Work to do - Pull every "ports" line out of the data below.
--
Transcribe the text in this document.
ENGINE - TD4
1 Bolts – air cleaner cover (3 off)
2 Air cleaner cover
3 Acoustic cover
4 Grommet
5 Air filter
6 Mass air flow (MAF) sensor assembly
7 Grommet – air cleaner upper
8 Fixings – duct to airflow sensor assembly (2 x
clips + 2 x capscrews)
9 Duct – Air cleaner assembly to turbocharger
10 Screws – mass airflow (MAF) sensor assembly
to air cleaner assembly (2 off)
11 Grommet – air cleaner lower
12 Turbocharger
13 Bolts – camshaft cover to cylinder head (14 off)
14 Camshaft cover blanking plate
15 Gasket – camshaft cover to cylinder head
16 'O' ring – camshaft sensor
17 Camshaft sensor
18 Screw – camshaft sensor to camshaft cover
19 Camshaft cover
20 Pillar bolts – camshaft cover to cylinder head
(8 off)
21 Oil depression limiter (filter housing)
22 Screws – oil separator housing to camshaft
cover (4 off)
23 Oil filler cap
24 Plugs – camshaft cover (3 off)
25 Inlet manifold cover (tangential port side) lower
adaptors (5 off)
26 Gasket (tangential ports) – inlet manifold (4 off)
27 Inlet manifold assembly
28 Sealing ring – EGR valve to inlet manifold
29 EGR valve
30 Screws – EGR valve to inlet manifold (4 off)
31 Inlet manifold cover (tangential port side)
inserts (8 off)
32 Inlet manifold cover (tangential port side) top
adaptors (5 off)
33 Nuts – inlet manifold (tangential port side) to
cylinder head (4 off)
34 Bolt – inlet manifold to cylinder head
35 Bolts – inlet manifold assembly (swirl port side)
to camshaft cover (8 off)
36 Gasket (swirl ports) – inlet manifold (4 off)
--
Result -
26 Gasket (tangential ports) – inlet manifold (4 off)
36 Gasket (swirl ports) – inlet manifold (4 off)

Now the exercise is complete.